*WHAT THIS TASK INVOLVES:*
Within this material, how many lines have the string "están" in them? The answer is a number, with nothing added.

[Stored items]

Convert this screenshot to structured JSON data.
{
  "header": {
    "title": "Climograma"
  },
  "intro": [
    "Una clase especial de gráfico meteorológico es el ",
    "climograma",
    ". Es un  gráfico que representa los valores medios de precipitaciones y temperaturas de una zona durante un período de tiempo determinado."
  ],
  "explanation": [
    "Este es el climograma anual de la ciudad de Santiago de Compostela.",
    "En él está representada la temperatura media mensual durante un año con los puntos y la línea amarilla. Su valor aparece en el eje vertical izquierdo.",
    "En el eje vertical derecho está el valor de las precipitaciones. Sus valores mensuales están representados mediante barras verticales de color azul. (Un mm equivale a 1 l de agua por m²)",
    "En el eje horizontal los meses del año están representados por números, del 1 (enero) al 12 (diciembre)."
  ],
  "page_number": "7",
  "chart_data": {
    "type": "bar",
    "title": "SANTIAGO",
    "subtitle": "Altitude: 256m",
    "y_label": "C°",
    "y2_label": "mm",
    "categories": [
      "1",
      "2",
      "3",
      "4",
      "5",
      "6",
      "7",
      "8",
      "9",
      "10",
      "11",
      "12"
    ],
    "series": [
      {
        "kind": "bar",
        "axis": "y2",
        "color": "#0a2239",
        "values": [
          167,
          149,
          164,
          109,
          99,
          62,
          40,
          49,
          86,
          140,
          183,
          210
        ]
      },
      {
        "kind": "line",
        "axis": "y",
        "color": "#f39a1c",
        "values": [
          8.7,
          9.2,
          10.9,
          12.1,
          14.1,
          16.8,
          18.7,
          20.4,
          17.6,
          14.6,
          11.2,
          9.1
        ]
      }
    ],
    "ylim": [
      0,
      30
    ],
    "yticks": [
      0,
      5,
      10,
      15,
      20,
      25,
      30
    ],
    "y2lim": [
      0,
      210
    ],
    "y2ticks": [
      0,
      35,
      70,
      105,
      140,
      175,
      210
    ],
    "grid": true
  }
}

*EXERCISE RESULT:*
2